Task directions >>
Count lines, not occurrences: report how many lines in the records hold the string "this", and nothing else.

Dataset >>
** Begin **

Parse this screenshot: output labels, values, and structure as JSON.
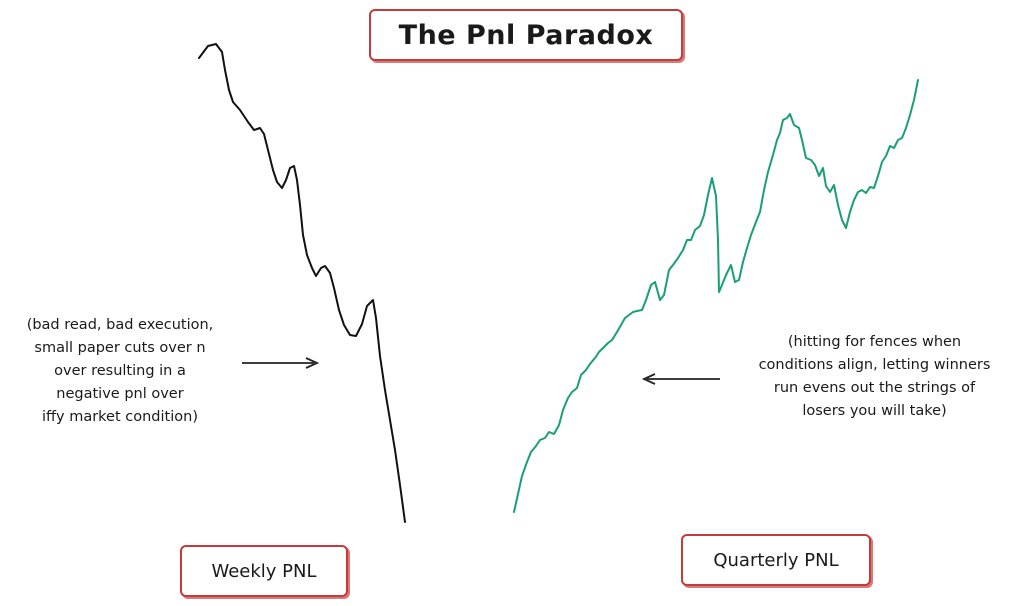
{
  "title": "The Pnl Paradox",
  "left_note": [
    "(bad read, bad execution,",
    "small paper cuts over n",
    "over resulting in a",
    "negative pnl over",
    "iffy market condition)"
  ],
  "right_note": [
    "(hitting for fences when",
    "conditions align, letting winners",
    "run evens out the strings of",
    "losers you will take)"
  ],
  "weekly_label": "Weekly PNL",
  "quarterly_label": "Quarterly PNL",
  "colors": {
    "box_border": "#c43b3b",
    "weekly_line": "#111111",
    "quarterly_line": "#1a9e78",
    "arrow": "#222222"
  }
}
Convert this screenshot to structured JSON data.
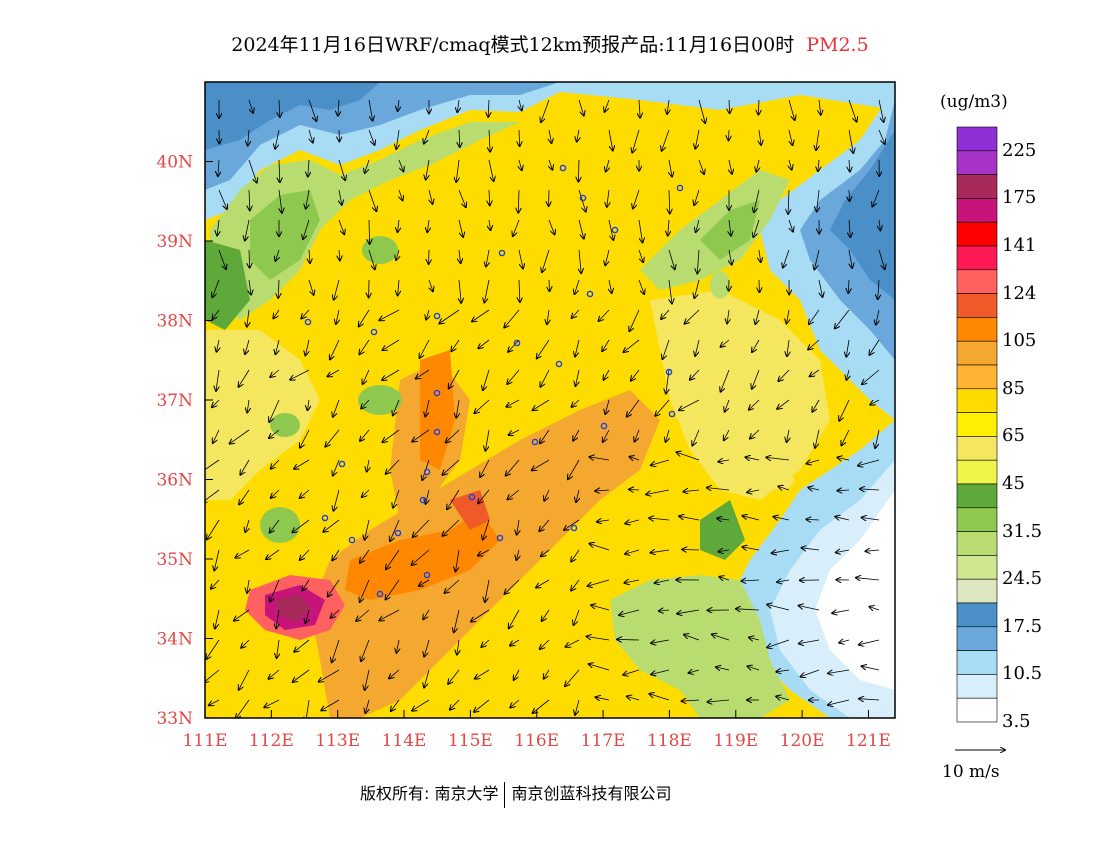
{
  "title": {
    "main": "2024年11月16日WRF/cmaq模式12km预报产品:11月16日00时",
    "pollutant": "PM2.5"
  },
  "axes": {
    "lat_labels": [
      "33N",
      "34N",
      "35N",
      "36N",
      "37N",
      "38N",
      "39N",
      "40N"
    ],
    "lon_labels": [
      "111E",
      "112E",
      "113E",
      "114E",
      "115E",
      "116E",
      "117E",
      "118E",
      "119E",
      "120E",
      "121E"
    ],
    "lon_range": [
      111,
      121.4
    ],
    "lat_range": [
      33,
      41
    ]
  },
  "legend": {
    "units": "(ug/m3)",
    "labels": [
      "225",
      "175",
      "141",
      "124",
      "105",
      "85",
      "65",
      "45",
      "31.5",
      "24.5",
      "17.5",
      "10.5",
      "3.5"
    ],
    "colors": [
      "#8f2fd6",
      "#a632c8",
      "#a82a5a",
      "#c7147a",
      "#ff0000",
      "#ff1a55",
      "#ff6060",
      "#f05a28",
      "#ff8800",
      "#f4a830",
      "#ffb433",
      "#ffdc00",
      "#ffef00",
      "#f5e660",
      "#edf44a",
      "#5fa83a",
      "#8fc84f",
      "#b8dc70",
      "#cfe890",
      "#dde8c0",
      "#4a8fc8",
      "#6aa8dc",
      "#a8dcf4",
      "#d8eefa",
      "#ffffff"
    ]
  },
  "wind_reference": {
    "label": "10 m/s"
  },
  "copyright": {
    "left": "版权所有: 南京大学",
    "right": "南京创蓝科技有限公司"
  },
  "colors": {
    "label_red": "#e24646"
  }
}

** End **

Exercise output >>
2